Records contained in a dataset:
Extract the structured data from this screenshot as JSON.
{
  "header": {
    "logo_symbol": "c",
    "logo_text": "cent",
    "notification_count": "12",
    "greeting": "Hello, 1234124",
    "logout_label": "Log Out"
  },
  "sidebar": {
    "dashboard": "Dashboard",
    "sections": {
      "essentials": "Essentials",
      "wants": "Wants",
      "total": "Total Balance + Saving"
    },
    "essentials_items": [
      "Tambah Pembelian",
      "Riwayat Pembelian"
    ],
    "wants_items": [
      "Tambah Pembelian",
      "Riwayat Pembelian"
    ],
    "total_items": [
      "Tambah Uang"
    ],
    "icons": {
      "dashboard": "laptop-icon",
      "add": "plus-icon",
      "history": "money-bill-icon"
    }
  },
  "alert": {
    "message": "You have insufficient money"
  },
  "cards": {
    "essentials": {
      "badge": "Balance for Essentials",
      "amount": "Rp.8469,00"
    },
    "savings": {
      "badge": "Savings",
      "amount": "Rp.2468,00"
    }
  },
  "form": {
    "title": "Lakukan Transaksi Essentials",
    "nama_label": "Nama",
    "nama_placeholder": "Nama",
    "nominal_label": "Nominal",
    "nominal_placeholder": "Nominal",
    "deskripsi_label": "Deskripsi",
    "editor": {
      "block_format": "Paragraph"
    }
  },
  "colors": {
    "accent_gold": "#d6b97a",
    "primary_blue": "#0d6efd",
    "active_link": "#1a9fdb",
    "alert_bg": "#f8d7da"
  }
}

Stated goal:
Reproduce each record exactly as it appears.

Solution for this task:
Extract the structured data from this screenshot as JSON.
{
  "header": {
    "logo_symbol": "c",
    "logo_text": "cent",
    "notification_count": "12",
    "greeting": "Hello, 1234124",
    "logout_label": "Log Out"
  },
  "sidebar": {
    "dashboard": "Dashboard",
    "sections": {
      "essentials": "Essentials",
      "wants": "Wants",
      "total": "Total Balance + Saving"
    },
    "essentials_items": [
      "Tambah Pembelian",
      "Riwayat Pembelian"
    ],
    "wants_items": [
      "Tambah Pembelian",
      "Riwayat Pembelian"
    ],
    "total_items": [
      "Tambah Uang"
    ],
    "icons": {
      "dashboard": "laptop-icon",
      "add": "plus-icon",
      "history": "money-bill-icon"
    }
  },
  "alert": {
    "message": "You have insufficient money"
  },
  "cards": {
    "essentials": {
      "badge": "Balance for Essentials",
      "amount": "Rp.8469,00"
    },
    "savings": {
      "badge": "Savings",
      "amount": "Rp.2468,00"
    }
  },
  "form": {
    "title": "Lakukan Transaksi Essentials",
    "nama_label": "Nama",
    "nama_placeholder": "Nama",
    "nominal_label": "Nominal",
    "nominal_placeholder": "Nominal",
    "deskripsi_label": "Deskripsi",
    "editor": {
      "block_format": "Paragraph"
    }
  },
  "colors": {
    "accent_gold": "#d6b97a",
    "primary_blue": "#0d6efd",
    "active_link": "#1a9fdb",
    "alert_bg": "#f8d7da"
  }
}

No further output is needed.